DO THIS - Copy every item below line for line, keeping each character unchanged, and leave out the pictures.

------ INPUT RECORDS ------

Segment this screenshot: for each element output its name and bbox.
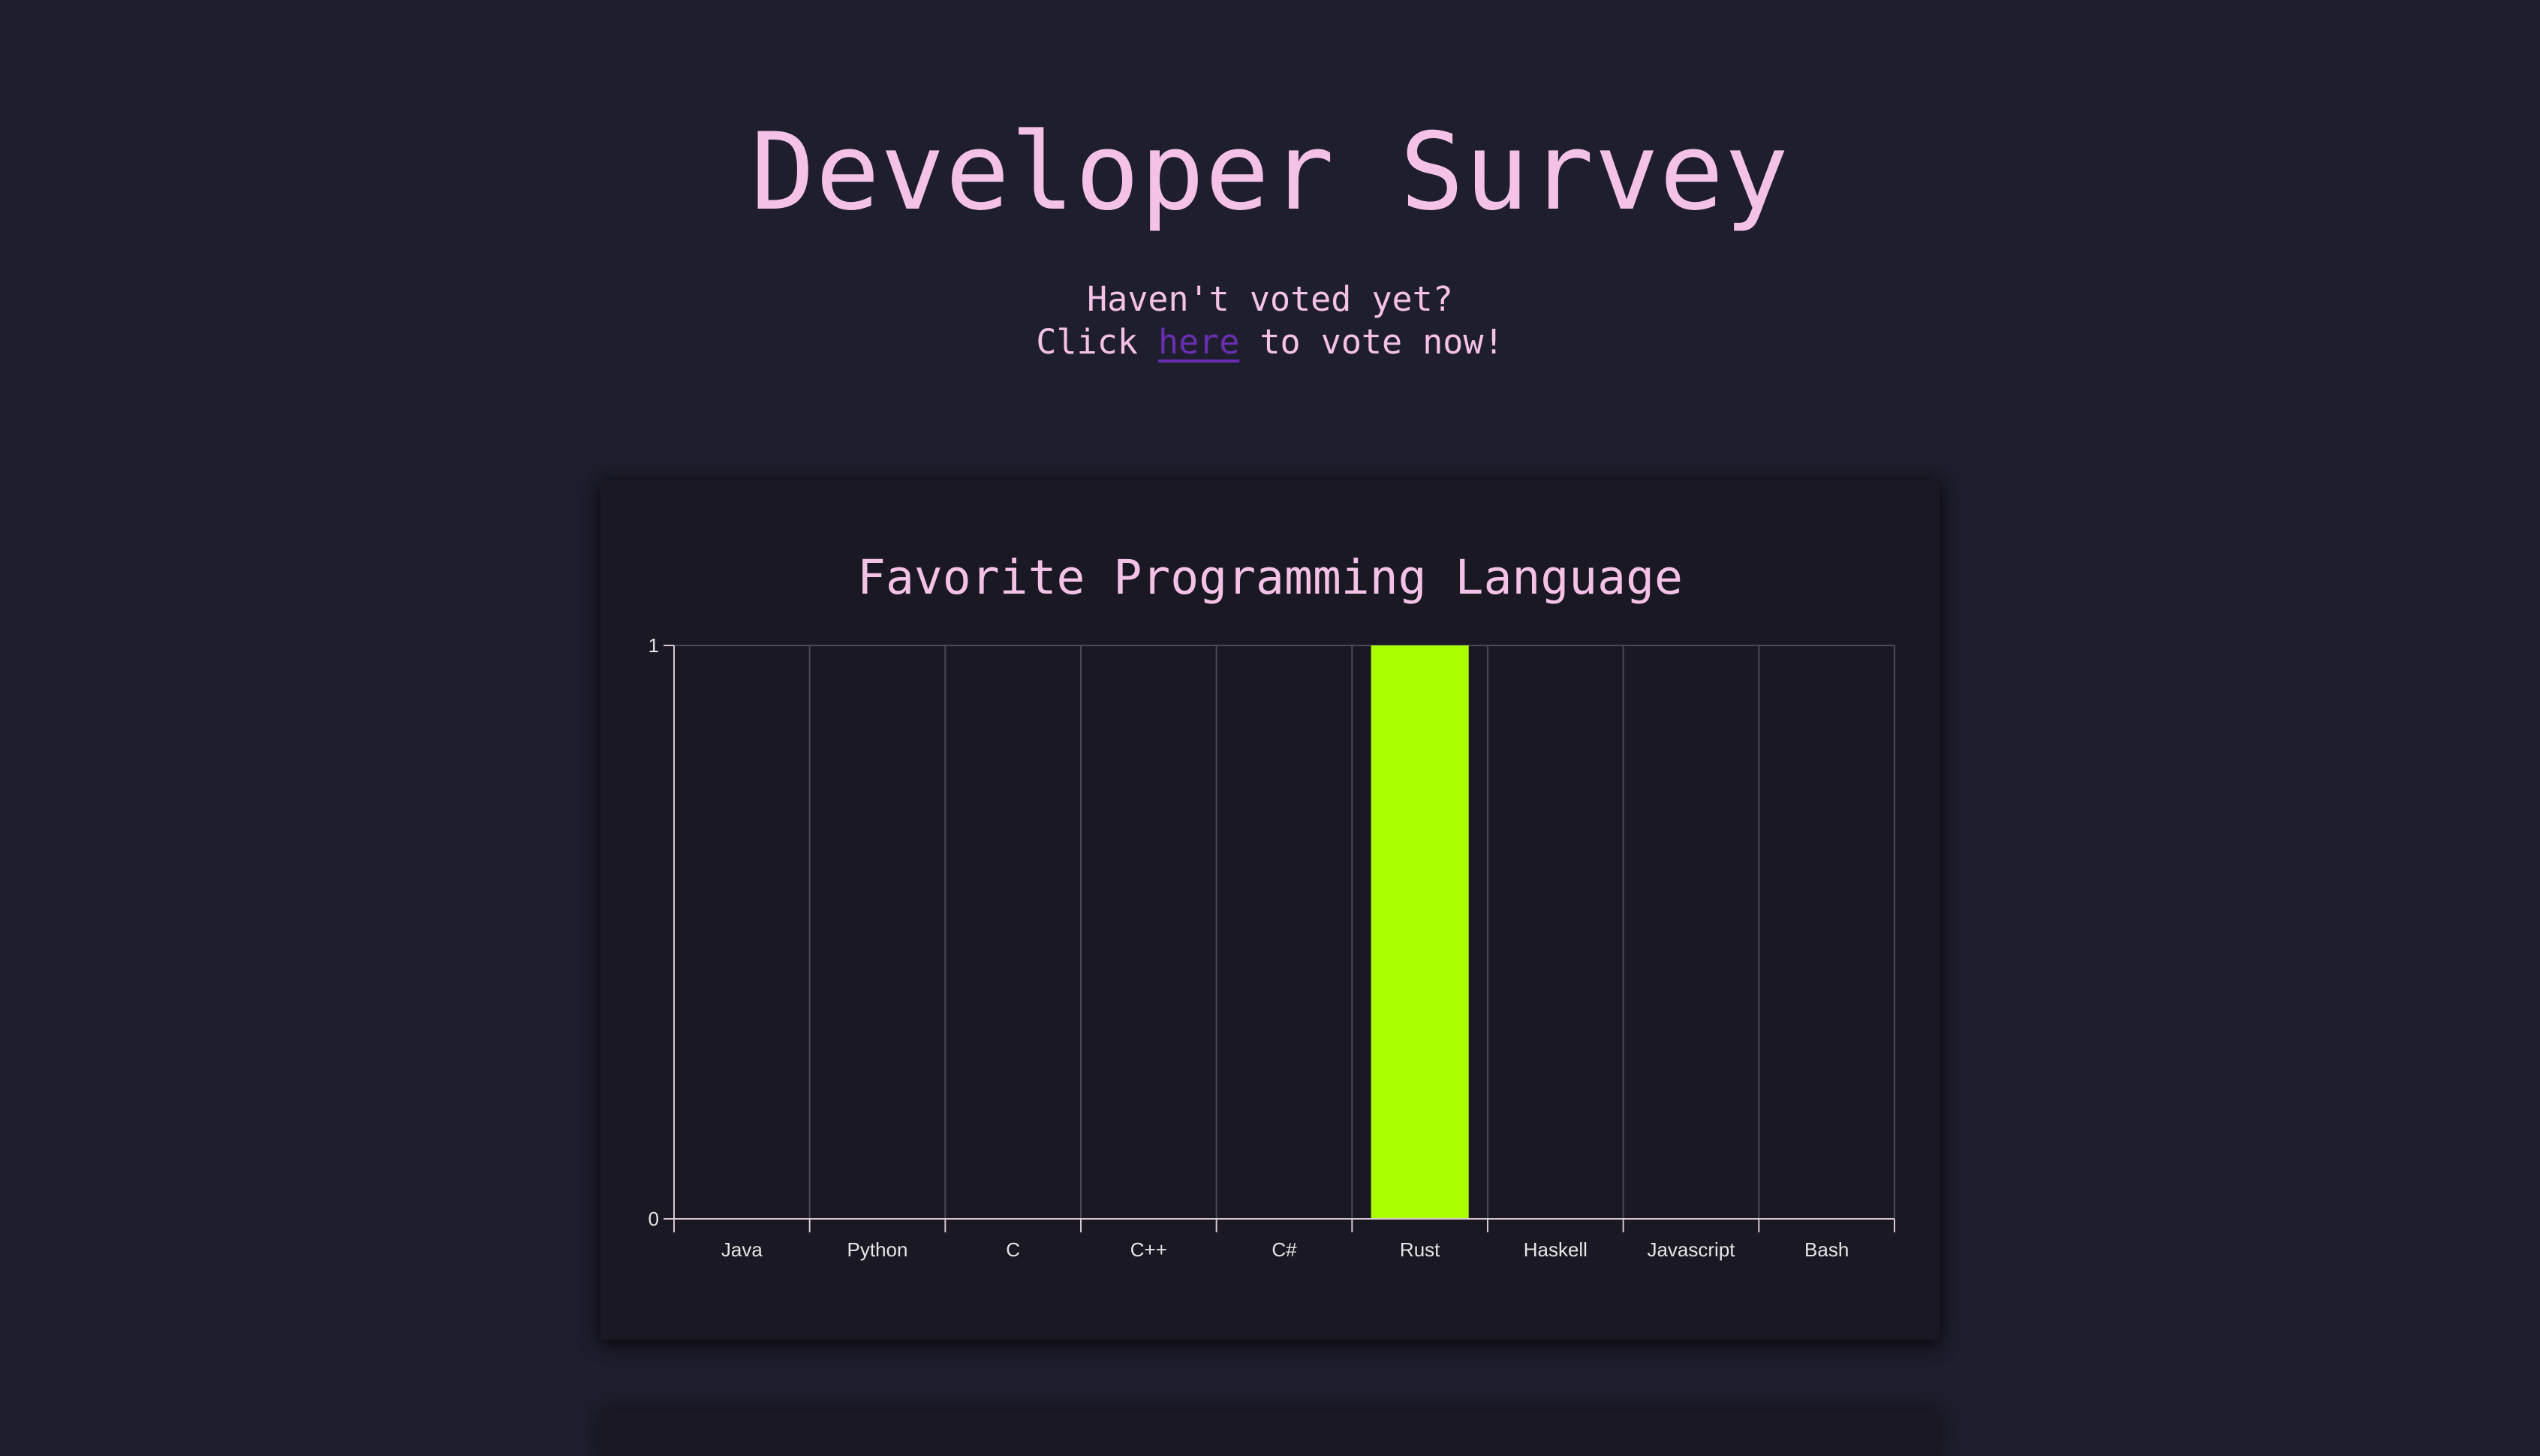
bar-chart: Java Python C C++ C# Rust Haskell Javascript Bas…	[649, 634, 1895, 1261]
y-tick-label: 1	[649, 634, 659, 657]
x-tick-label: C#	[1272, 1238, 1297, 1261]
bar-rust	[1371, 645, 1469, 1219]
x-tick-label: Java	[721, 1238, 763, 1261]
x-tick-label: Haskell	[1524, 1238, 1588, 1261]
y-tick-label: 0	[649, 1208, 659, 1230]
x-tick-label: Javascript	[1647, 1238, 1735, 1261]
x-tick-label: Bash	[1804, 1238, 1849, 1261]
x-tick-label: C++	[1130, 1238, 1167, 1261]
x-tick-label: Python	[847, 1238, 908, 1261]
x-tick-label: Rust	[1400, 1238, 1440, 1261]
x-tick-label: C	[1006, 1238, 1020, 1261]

------

SOLUTION TO THIS TASK -
Segment this screenshot: for each element output its name and bbox.
bar-chart: Java Python C C++ C# Rust Haskell Javascript Bas…	[649, 634, 1895, 1261]
y-tick-label: 1	[649, 634, 659, 657]
x-tick-label: C#	[1272, 1238, 1297, 1261]
bar-rust	[1371, 645, 1469, 1219]
x-tick-label: Java	[721, 1238, 763, 1261]
x-tick-label: Haskell	[1524, 1238, 1588, 1261]
y-tick-label: 0	[649, 1208, 659, 1230]
x-tick-label: Javascript	[1647, 1238, 1735, 1261]
x-tick-label: Bash	[1804, 1238, 1849, 1261]
x-tick-label: C++	[1130, 1238, 1167, 1261]
x-tick-label: Python	[847, 1238, 908, 1261]
x-tick-label: Rust	[1400, 1238, 1440, 1261]
x-tick-label: C	[1006, 1238, 1020, 1261]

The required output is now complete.